* **Given request**: Without the pictures, output the records below word for word.

** begin Provided records **

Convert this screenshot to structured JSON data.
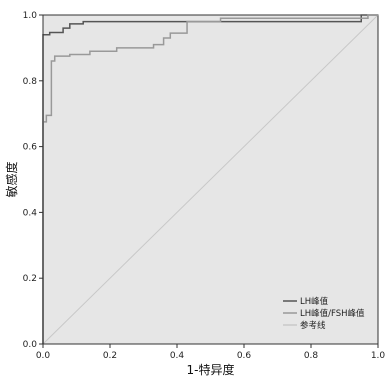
{
  "chart_data": {
    "type": "line",
    "xlabel": "1-特异度",
    "ylabel": "敏感度",
    "xlim": [
      0.0,
      1.0
    ],
    "ylim": [
      0.0,
      1.0
    ],
    "x_ticks": [
      "0.0",
      "0.2",
      "0.4",
      "0.6",
      "0.8",
      "1.0"
    ],
    "y_ticks": [
      "0.0",
      "0.2",
      "0.4",
      "0.6",
      "0.8",
      "1.0"
    ],
    "grid": false,
    "legend_position": "bottom-right",
    "series": [
      {
        "name": "LH峰值",
        "color": "#555555",
        "points": [
          [
            0.0,
            0.0
          ],
          [
            0.0,
            0.94
          ],
          [
            0.02,
            0.94
          ],
          [
            0.02,
            0.947
          ],
          [
            0.06,
            0.947
          ],
          [
            0.06,
            0.96
          ],
          [
            0.08,
            0.96
          ],
          [
            0.08,
            0.973
          ],
          [
            0.12,
            0.973
          ],
          [
            0.12,
            0.98
          ],
          [
            0.95,
            0.98
          ],
          [
            0.95,
            1.0
          ],
          [
            1.0,
            1.0
          ]
        ]
      },
      {
        "name": "LH峰值/FSH峰值",
        "color": "#999999",
        "points": [
          [
            0.0,
            0.0
          ],
          [
            0.0,
            0.675
          ],
          [
            0.01,
            0.675
          ],
          [
            0.01,
            0.695
          ],
          [
            0.025,
            0.695
          ],
          [
            0.025,
            0.86
          ],
          [
            0.035,
            0.86
          ],
          [
            0.035,
            0.875
          ],
          [
            0.08,
            0.875
          ],
          [
            0.08,
            0.88
          ],
          [
            0.14,
            0.88
          ],
          [
            0.14,
            0.89
          ],
          [
            0.22,
            0.89
          ],
          [
            0.22,
            0.9
          ],
          [
            0.33,
            0.9
          ],
          [
            0.33,
            0.91
          ],
          [
            0.36,
            0.91
          ],
          [
            0.36,
            0.93
          ],
          [
            0.38,
            0.93
          ],
          [
            0.38,
            0.945
          ],
          [
            0.43,
            0.945
          ],
          [
            0.43,
            0.98
          ],
          [
            0.53,
            0.98
          ],
          [
            0.53,
            0.99
          ],
          [
            0.97,
            0.99
          ],
          [
            0.97,
            1.0
          ],
          [
            1.0,
            1.0
          ]
        ]
      },
      {
        "name": "参考线",
        "color": "#c8c8c8",
        "points": [
          [
            0.0,
            0.0
          ],
          [
            1.0,
            1.0
          ]
        ]
      }
    ]
  },
  "colors": {
    "plot_background": "#e6e6e6",
    "axis_color": "#333333"
  }
}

** end Provided records **

* **Result of this task**:
Convert this screenshot to structured JSON data.
{
  "chart_data": {
    "type": "line",
    "xlabel": "1-特异度",
    "ylabel": "敏感度",
    "xlim": [
      0.0,
      1.0
    ],
    "ylim": [
      0.0,
      1.0
    ],
    "x_ticks": [
      "0.0",
      "0.2",
      "0.4",
      "0.6",
      "0.8",
      "1.0"
    ],
    "y_ticks": [
      "0.0",
      "0.2",
      "0.4",
      "0.6",
      "0.8",
      "1.0"
    ],
    "grid": false,
    "legend_position": "bottom-right",
    "series": [
      {
        "name": "LH峰值",
        "color": "#555555",
        "points": [
          [
            0.0,
            0.0
          ],
          [
            0.0,
            0.94
          ],
          [
            0.02,
            0.94
          ],
          [
            0.02,
            0.947
          ],
          [
            0.06,
            0.947
          ],
          [
            0.06,
            0.96
          ],
          [
            0.08,
            0.96
          ],
          [
            0.08,
            0.973
          ],
          [
            0.12,
            0.973
          ],
          [
            0.12,
            0.98
          ],
          [
            0.95,
            0.98
          ],
          [
            0.95,
            1.0
          ],
          [
            1.0,
            1.0
          ]
        ]
      },
      {
        "name": "LH峰值/FSH峰值",
        "color": "#999999",
        "points": [
          [
            0.0,
            0.0
          ],
          [
            0.0,
            0.675
          ],
          [
            0.01,
            0.675
          ],
          [
            0.01,
            0.695
          ],
          [
            0.025,
            0.695
          ],
          [
            0.025,
            0.86
          ],
          [
            0.035,
            0.86
          ],
          [
            0.035,
            0.875
          ],
          [
            0.08,
            0.875
          ],
          [
            0.08,
            0.88
          ],
          [
            0.14,
            0.88
          ],
          [
            0.14,
            0.89
          ],
          [
            0.22,
            0.89
          ],
          [
            0.22,
            0.9
          ],
          [
            0.33,
            0.9
          ],
          [
            0.33,
            0.91
          ],
          [
            0.36,
            0.91
          ],
          [
            0.36,
            0.93
          ],
          [
            0.38,
            0.93
          ],
          [
            0.38,
            0.945
          ],
          [
            0.43,
            0.945
          ],
          [
            0.43,
            0.98
          ],
          [
            0.53,
            0.98
          ],
          [
            0.53,
            0.99
          ],
          [
            0.97,
            0.99
          ],
          [
            0.97,
            1.0
          ],
          [
            1.0,
            1.0
          ]
        ]
      },
      {
        "name": "参考线",
        "color": "#c8c8c8",
        "points": [
          [
            0.0,
            0.0
          ],
          [
            1.0,
            1.0
          ]
        ]
      }
    ]
  },
  "colors": {
    "plot_background": "#e6e6e6",
    "axis_color": "#333333"
  }
}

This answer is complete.